--- Exercise description ---
Transcribe all of the records precisely as they are presented.

--- Supplied material ---
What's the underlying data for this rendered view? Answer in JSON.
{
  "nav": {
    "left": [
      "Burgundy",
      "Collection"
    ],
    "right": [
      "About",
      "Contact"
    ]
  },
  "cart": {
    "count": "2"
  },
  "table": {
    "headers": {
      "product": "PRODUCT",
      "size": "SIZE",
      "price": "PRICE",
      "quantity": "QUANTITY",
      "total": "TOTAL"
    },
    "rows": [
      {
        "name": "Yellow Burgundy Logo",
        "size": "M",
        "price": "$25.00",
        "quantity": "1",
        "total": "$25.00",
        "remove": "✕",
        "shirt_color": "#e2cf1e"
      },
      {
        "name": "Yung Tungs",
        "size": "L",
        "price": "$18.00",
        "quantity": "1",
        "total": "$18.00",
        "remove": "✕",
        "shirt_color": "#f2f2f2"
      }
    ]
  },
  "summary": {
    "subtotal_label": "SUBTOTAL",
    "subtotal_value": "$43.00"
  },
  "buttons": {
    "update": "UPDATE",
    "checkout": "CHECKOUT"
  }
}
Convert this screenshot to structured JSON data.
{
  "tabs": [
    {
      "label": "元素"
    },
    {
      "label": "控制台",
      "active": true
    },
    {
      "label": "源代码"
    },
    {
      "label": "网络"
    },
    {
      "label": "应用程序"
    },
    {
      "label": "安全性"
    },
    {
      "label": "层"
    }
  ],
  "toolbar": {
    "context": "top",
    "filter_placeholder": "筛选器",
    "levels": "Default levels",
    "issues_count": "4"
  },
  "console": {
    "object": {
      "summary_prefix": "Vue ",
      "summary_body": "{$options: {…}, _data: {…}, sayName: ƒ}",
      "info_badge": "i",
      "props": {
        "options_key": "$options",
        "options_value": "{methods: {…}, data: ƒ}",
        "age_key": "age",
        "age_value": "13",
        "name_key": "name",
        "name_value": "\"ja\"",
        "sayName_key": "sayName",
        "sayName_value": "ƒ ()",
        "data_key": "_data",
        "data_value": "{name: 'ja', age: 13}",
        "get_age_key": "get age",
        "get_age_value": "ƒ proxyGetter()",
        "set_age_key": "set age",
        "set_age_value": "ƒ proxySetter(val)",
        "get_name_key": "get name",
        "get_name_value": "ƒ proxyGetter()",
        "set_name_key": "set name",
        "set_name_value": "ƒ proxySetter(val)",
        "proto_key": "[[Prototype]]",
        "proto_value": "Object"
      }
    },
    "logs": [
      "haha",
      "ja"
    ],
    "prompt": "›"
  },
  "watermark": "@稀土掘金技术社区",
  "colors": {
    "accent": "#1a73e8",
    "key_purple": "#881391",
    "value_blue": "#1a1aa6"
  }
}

--- Full solution ---
What's the underlying data for this rendered view? Answer in JSON.
{
  "nav": {
    "left": [
      "Burgundy",
      "Collection"
    ],
    "right": [
      "About",
      "Contact"
    ]
  },
  "cart": {
    "count": "2"
  },
  "table": {
    "headers": {
      "product": "PRODUCT",
      "size": "SIZE",
      "price": "PRICE",
      "quantity": "QUANTITY",
      "total": "TOTAL"
    },
    "rows": [
      {
        "name": "Yellow Burgundy Logo",
        "size": "M",
        "price": "$25.00",
        "quantity": "1",
        "total": "$25.00",
        "remove": "✕",
        "shirt_color": "#e2cf1e"
      },
      {
        "name": "Yung Tungs",
        "size": "L",
        "price": "$18.00",
        "quantity": "1",
        "total": "$18.00",
        "remove": "✕",
        "shirt_color": "#f2f2f2"
      }
    ]
  },
  "summary": {
    "subtotal_label": "SUBTOTAL",
    "subtotal_value": "$43.00"
  },
  "buttons": {
    "update": "UPDATE",
    "checkout": "CHECKOUT"
  }
}
Convert this screenshot to structured JSON data.
{
  "tabs": [
    {
      "label": "元素"
    },
    {
      "label": "控制台",
      "active": true
    },
    {
      "label": "源代码"
    },
    {
      "label": "网络"
    },
    {
      "label": "应用程序"
    },
    {
      "label": "安全性"
    },
    {
      "label": "层"
    }
  ],
  "toolbar": {
    "context": "top",
    "filter_placeholder": "筛选器",
    "levels": "Default levels",
    "issues_count": "4"
  },
  "console": {
    "object": {
      "summary_prefix": "Vue ",
      "summary_body": "{$options: {…}, _data: {…}, sayName: ƒ}",
      "info_badge": "i",
      "props": {
        "options_key": "$options",
        "options_value": "{methods: {…}, data: ƒ}",
        "age_key": "age",
        "age_value": "13",
        "name_key": "name",
        "name_value": "\"ja\"",
        "sayName_key": "sayName",
        "sayName_value": "ƒ ()",
        "data_key": "_data",
        "data_value": "{name: 'ja', age: 13}",
        "get_age_key": "get age",
        "get_age_value": "ƒ proxyGetter()",
        "set_age_key": "set age",
        "set_age_value": "ƒ proxySetter(val)",
        "get_name_key": "get name",
        "get_name_value": "ƒ proxyGetter()",
        "set_name_key": "set name",
        "set_name_value": "ƒ proxySetter(val)",
        "proto_key": "[[Prototype]]",
        "proto_value": "Object"
      }
    },
    "logs": [
      "haha",
      "ja"
    ],
    "prompt": "›"
  },
  "watermark": "@稀土掘金技术社区",
  "colors": {
    "accent": "#1a73e8",
    "key_purple": "#881391",
    "value_blue": "#1a1aa6"
  }
}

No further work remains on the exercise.